# GIVEN DATA
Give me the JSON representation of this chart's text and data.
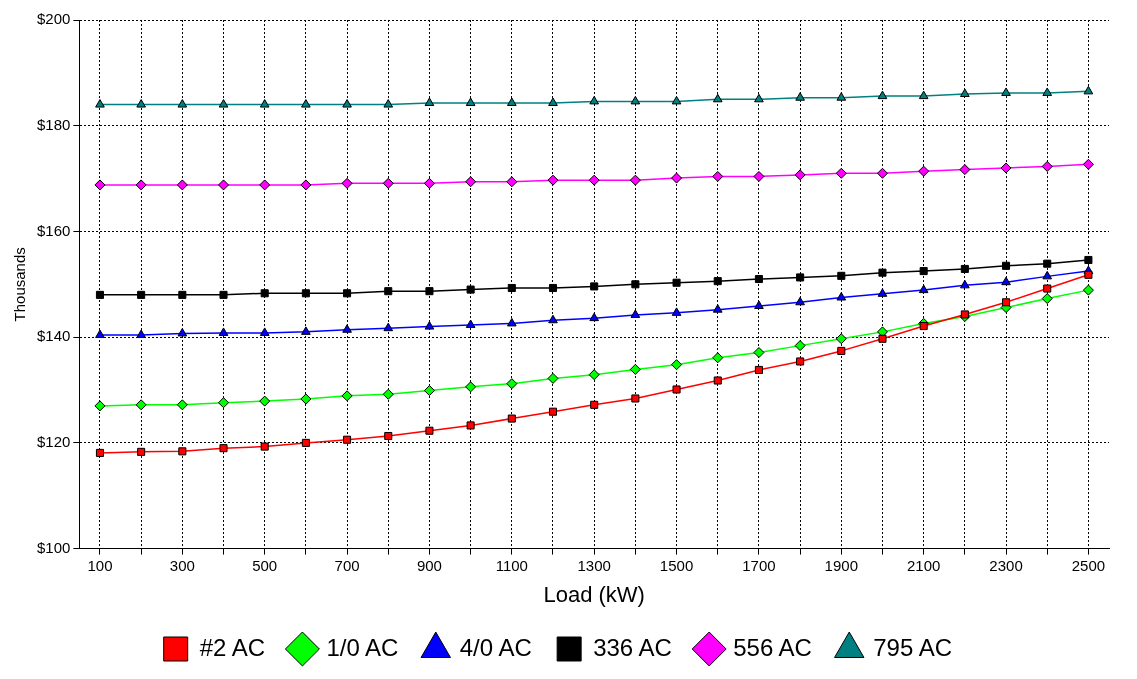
{
  "chart_data": {
    "type": "line",
    "xlabel": "Load (kW)",
    "ylabel": "Thousands",
    "categories": [
      "100",
      null,
      "300",
      null,
      "500",
      null,
      "700",
      null,
      "900",
      null,
      "1100",
      null,
      "1300",
      null,
      "1500",
      null,
      "1700",
      null,
      "1900",
      null,
      "2100",
      null,
      "2300",
      null,
      "2500"
    ],
    "ylim": [
      100,
      200
    ],
    "yticks": [
      {
        "value": 100,
        "label": "$100"
      },
      {
        "value": 120,
        "label": "$120"
      },
      {
        "value": 140,
        "label": "$140"
      },
      {
        "value": 160,
        "label": "$160"
      },
      {
        "value": 180,
        "label": "$180"
      },
      {
        "value": 200,
        "label": "$200"
      }
    ],
    "grid": true,
    "legend": "bottom",
    "line_style": "solid",
    "series": [
      {
        "name": "#2 AC",
        "color": "#ff0000",
        "marker": "square",
        "values": [
          118.1,
          118.3,
          118.4,
          119,
          119.3,
          120,
          120.6,
          121.3,
          122.3,
          123.3,
          124.6,
          125.9,
          127.2,
          128.4,
          130.1,
          131.8,
          133.8,
          135.4,
          137.4,
          139.7,
          142.1,
          144.3,
          146.6,
          149.2,
          151.8
        ]
      },
      {
        "name": "1/0 AC",
        "color": "#00ff00",
        "marker": "diamond",
        "values": [
          127,
          127.2,
          127.2,
          127.6,
          127.9,
          128.3,
          128.9,
          129.2,
          129.9,
          130.6,
          131.2,
          132.2,
          132.9,
          133.9,
          134.8,
          136.1,
          137.1,
          138.4,
          139.7,
          141,
          142.6,
          143.9,
          145.6,
          147.3,
          148.9
        ]
      },
      {
        "name": "4/0 AC",
        "color": "#0000ff",
        "marker": "triangle",
        "values": [
          140.4,
          140.4,
          140.7,
          140.8,
          140.8,
          141,
          141.4,
          141.7,
          142,
          142.3,
          142.6,
          143.2,
          143.6,
          144.2,
          144.6,
          145.2,
          145.9,
          146.6,
          147.5,
          148.2,
          148.9,
          149.8,
          150.4,
          151.5,
          152.5
        ]
      },
      {
        "name": "336 AC",
        "color": "#000000",
        "marker": "square",
        "values": [
          148,
          148,
          148,
          148,
          148.3,
          148.3,
          148.3,
          148.7,
          148.7,
          149,
          149.3,
          149.3,
          149.6,
          150,
          150.3,
          150.6,
          151,
          151.3,
          151.6,
          152.2,
          152.5,
          152.9,
          153.5,
          153.9,
          154.6
        ]
      },
      {
        "name": "556 AC",
        "color": "#ff00ff",
        "marker": "diamond",
        "values": [
          168.8,
          168.8,
          168.8,
          168.8,
          168.8,
          168.8,
          169.1,
          169.1,
          169.1,
          169.4,
          169.4,
          169.7,
          169.7,
          169.7,
          170.1,
          170.4,
          170.4,
          170.7,
          171,
          171,
          171.4,
          171.7,
          172,
          172.3,
          172.7
        ]
      },
      {
        "name": "795 AC",
        "color": "#008080",
        "marker": "triangle",
        "values": [
          184,
          184,
          184,
          184,
          184,
          184,
          184,
          184,
          184.3,
          184.3,
          184.3,
          184.3,
          184.6,
          184.6,
          184.6,
          185,
          185,
          185.3,
          185.3,
          185.6,
          185.6,
          186,
          186.2,
          186.2,
          186.5
        ]
      }
    ]
  }
}
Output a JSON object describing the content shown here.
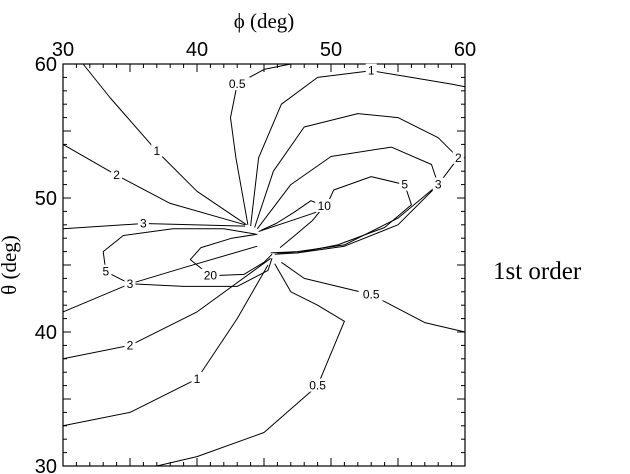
{
  "chart_data": {
    "type": "contour",
    "xlabel": "ϕ (deg)",
    "ylabel": "θ (deg)",
    "xlim": [
      30,
      60
    ],
    "ylim": [
      30,
      60
    ],
    "x_ticks": [
      30,
      40,
      50,
      60
    ],
    "y_ticks": [
      30,
      40,
      50,
      60
    ],
    "x_axis_position": "top",
    "annotation": "1st order",
    "contour_levels": [
      0.5,
      1,
      2,
      3,
      5,
      10,
      20
    ],
    "contours": [
      {
        "label": "0.5",
        "points": [
          [
            43.8,
            48
          ],
          [
            42.9,
            53
          ],
          [
            42.5,
            56
          ],
          [
            43,
            58.5
          ],
          [
            45,
            59.6
          ],
          [
            47,
            60
          ]
        ]
      },
      {
        "label": "1",
        "points": [
          [
            44,
            47.9
          ],
          [
            44.6,
            53
          ],
          [
            46.3,
            57
          ],
          [
            49,
            59
          ],
          [
            53,
            59.5
          ],
          [
            56,
            59
          ],
          [
            59,
            58.5
          ],
          [
            60,
            58.3
          ]
        ]
      },
      {
        "label": "2",
        "points": [
          [
            44.3,
            47.8
          ],
          [
            45.7,
            52
          ],
          [
            48,
            55.3
          ],
          [
            52,
            56.3
          ],
          [
            55,
            56
          ],
          [
            58,
            54.5
          ],
          [
            59.5,
            53
          ],
          [
            58,
            51
          ],
          [
            55,
            48.5
          ],
          [
            51,
            46.5
          ],
          [
            47.5,
            46
          ],
          [
            45.5,
            45.9
          ]
        ]
      },
      {
        "label": "3",
        "points": [
          [
            44.5,
            47.7
          ],
          [
            47,
            51
          ],
          [
            50,
            53.1
          ],
          [
            54.5,
            53.8
          ],
          [
            57.5,
            52.5
          ],
          [
            58,
            51
          ],
          [
            55,
            48
          ],
          [
            51,
            46.4
          ],
          [
            47.5,
            45.9
          ],
          [
            45.8,
            45.8
          ]
        ]
      },
      {
        "label": "5",
        "points": [
          [
            44.6,
            47.5
          ],
          [
            47,
            48.3
          ],
          [
            48.8,
            48.9
          ],
          [
            49.7,
            49.5
          ],
          [
            50.2,
            50.6
          ],
          [
            53,
            51.6
          ],
          [
            55.5,
            51
          ],
          [
            56,
            49.5
          ],
          [
            54,
            47.8
          ],
          [
            50.5,
            46.5
          ],
          [
            47.5,
            45.9
          ],
          [
            46,
            45.9
          ]
        ]
      },
      {
        "label": "5",
        "points": [
          [
            44.4,
            47.3
          ],
          [
            42,
            47.7
          ],
          [
            38.2,
            47.7
          ],
          [
            34.5,
            47.2
          ],
          [
            33,
            46
          ],
          [
            33.2,
            44.5
          ],
          [
            35,
            43.6
          ],
          [
            39,
            43.4
          ],
          [
            43,
            43.4
          ],
          [
            45.3,
            44.6
          ],
          [
            45.6,
            45.5
          ]
        ]
      },
      {
        "label": "10",
        "points": [
          [
            44.8,
            47.6
          ],
          [
            45.9,
            48.1
          ],
          [
            47.2,
            48.9
          ],
          [
            48.5,
            49.8
          ],
          [
            49.5,
            49.4
          ],
          [
            48.6,
            48.3
          ],
          [
            47.3,
            47.2
          ],
          [
            46.2,
            46.3
          ]
        ]
      },
      {
        "label": "20",
        "points": [
          [
            44.5,
            47.3
          ],
          [
            42.6,
            47
          ],
          [
            40.3,
            46.3
          ],
          [
            39.5,
            45.4
          ],
          [
            41,
            44.2
          ],
          [
            43.5,
            44.3
          ],
          [
            45,
            45.2
          ],
          [
            45.6,
            45.8
          ]
        ]
      },
      {
        "label": "1",
        "points": [
          [
            43.7,
            48
          ],
          [
            40,
            50.5
          ],
          [
            37,
            53.5
          ],
          [
            33.5,
            57.5
          ],
          [
            31.5,
            60
          ]
        ]
      },
      {
        "label": "2",
        "points": [
          [
            43.6,
            48
          ],
          [
            38,
            49.6
          ],
          [
            34,
            51.7
          ],
          [
            30,
            54
          ]
        ]
      },
      {
        "label": "3",
        "points": [
          [
            43.6,
            47.9
          ],
          [
            36,
            48.1
          ],
          [
            30,
            47.7
          ]
        ]
      },
      {
        "label": "3",
        "points": [
          [
            44.5,
            46.4
          ],
          [
            39,
            44.8
          ],
          [
            35,
            43.6
          ],
          [
            30,
            41.5
          ]
        ]
      },
      {
        "label": "2",
        "points": [
          [
            45.5,
            45.5
          ],
          [
            40,
            41.5
          ],
          [
            35,
            39
          ],
          [
            30,
            38
          ]
        ]
      },
      {
        "label": "1",
        "points": [
          [
            45.3,
            45
          ],
          [
            43,
            41
          ],
          [
            40,
            36.5
          ],
          [
            35,
            34
          ],
          [
            30,
            33
          ]
        ]
      },
      {
        "label": "0.5",
        "points": [
          [
            45.8,
            45.1
          ],
          [
            47,
            43
          ],
          [
            49,
            42
          ],
          [
            51,
            40.8
          ],
          [
            49,
            36
          ],
          [
            45,
            32.5
          ],
          [
            40,
            30.7
          ],
          [
            37,
            30
          ]
        ]
      },
      {
        "label": "0.5",
        "points": [
          [
            46.3,
            45.2
          ],
          [
            48,
            44
          ],
          [
            53,
            42.8
          ],
          [
            57,
            40.7
          ],
          [
            60,
            40
          ]
        ]
      }
    ]
  }
}
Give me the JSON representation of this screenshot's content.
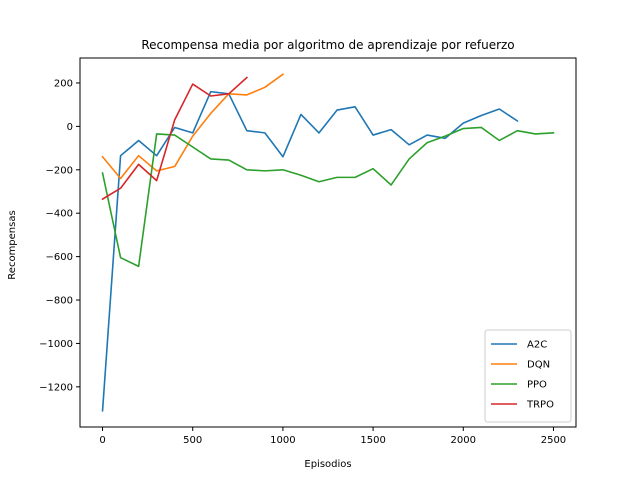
{
  "chart_data": {
    "type": "line",
    "title": "Recompensa media por algoritmo de aprendizaje por refuerzo",
    "xlabel": "Episodios",
    "ylabel": "Recompensas",
    "xlim": [
      -125,
      2625
    ],
    "ylim": [
      -1385,
      315
    ],
    "xticks": [
      0,
      500,
      1000,
      1500,
      2000,
      2500
    ],
    "yticks": [
      -1200,
      -1000,
      -800,
      -600,
      -400,
      -200,
      0,
      200
    ],
    "grid": false,
    "legend": "bottom-right",
    "series": [
      {
        "name": "A2C",
        "color": "#1f77b4",
        "x": [
          0,
          100,
          200,
          300,
          400,
          500,
          600,
          700,
          800,
          900,
          1000,
          1100,
          1200,
          1300,
          1400,
          1500,
          1600,
          1700,
          1800,
          1900,
          2000,
          2100,
          2200,
          2300
        ],
        "y": [
          -1310,
          -135,
          -65,
          -135,
          -5,
          -30,
          160,
          150,
          -20,
          -30,
          -140,
          55,
          -30,
          75,
          90,
          -40,
          -15,
          -85,
          -40,
          -55,
          15,
          50,
          80,
          25
        ]
      },
      {
        "name": "DQN",
        "color": "#ff7f0e",
        "x": [
          0,
          100,
          200,
          300,
          400,
          500,
          600,
          700,
          800,
          900,
          1000
        ],
        "y": [
          -140,
          -240,
          -135,
          -205,
          -185,
          -45,
          60,
          150,
          145,
          180,
          240
        ]
      },
      {
        "name": "PPO",
        "color": "#2ca02c",
        "x": [
          0,
          100,
          200,
          300,
          400,
          500,
          600,
          700,
          800,
          900,
          1000,
          1100,
          1200,
          1300,
          1400,
          1500,
          1600,
          1700,
          1800,
          1900,
          2000,
          2100,
          2200,
          2300,
          2400,
          2500
        ],
        "y": [
          -215,
          -605,
          -645,
          -35,
          -40,
          -95,
          -150,
          -155,
          -200,
          -205,
          -200,
          -225,
          -255,
          -235,
          -235,
          -195,
          -270,
          -150,
          -75,
          -45,
          -10,
          -5,
          -65,
          -20,
          -35,
          -30
        ]
      },
      {
        "name": "TRPO",
        "color": "#d62728",
        "x": [
          0,
          100,
          200,
          300,
          400,
          500,
          600,
          700,
          800
        ],
        "y": [
          -335,
          -285,
          -175,
          -250,
          30,
          195,
          140,
          150,
          225
        ]
      }
    ]
  }
}
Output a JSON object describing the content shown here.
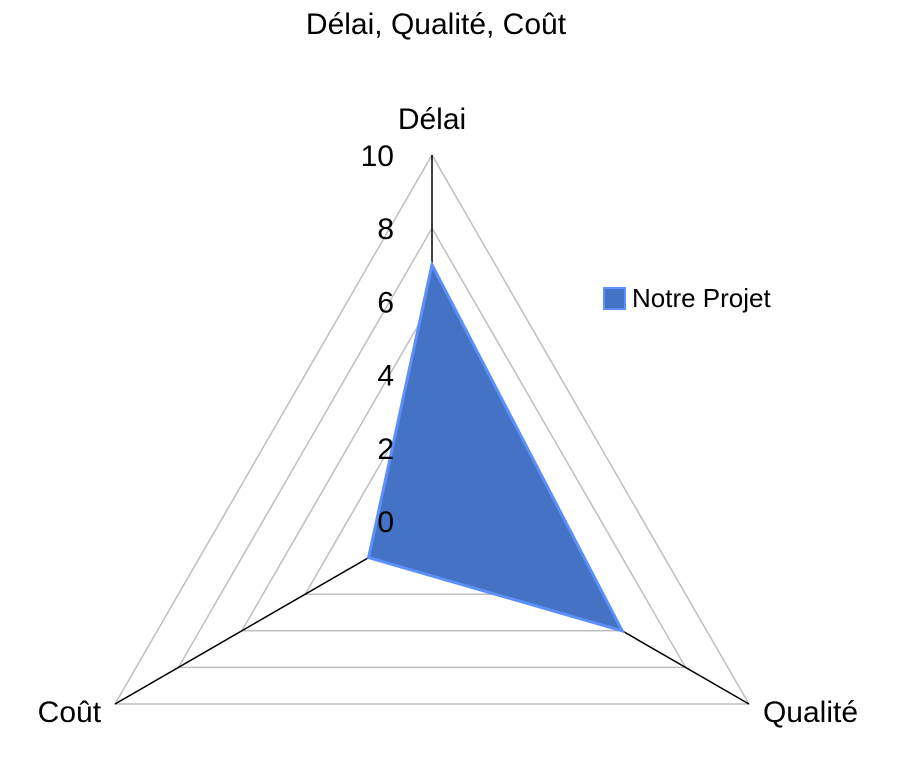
{
  "chart_data": {
    "type": "radar",
    "title": "Délai, Qualité, Coût",
    "axes": [
      "Délai",
      "Qualité",
      "Coût"
    ],
    "series": [
      {
        "name": "Notre Projet",
        "values": [
          7,
          6,
          2
        ]
      }
    ],
    "r_range": [
      0,
      10
    ],
    "ticks": [
      "0",
      "2",
      "4",
      "6",
      "8",
      "10"
    ],
    "grid": true,
    "legend_position": "right",
    "colors": {
      "series_fill": "#4472c4",
      "series_stroke": "#5b8ff9",
      "grid": "#bfbfbf",
      "spoke": "#000000"
    }
  }
}
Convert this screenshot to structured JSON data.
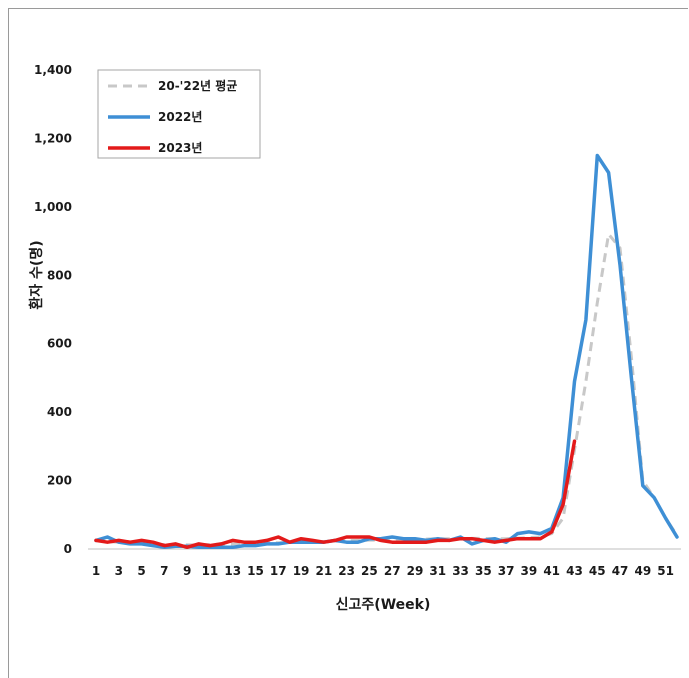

# STATED EXERCISE
Only lines with the word "type" should be collected from the material.

# RESULT FOR THIS TASK
    "type": "line",
    "type": "contour",
    "type": "line",
    "type": "radar",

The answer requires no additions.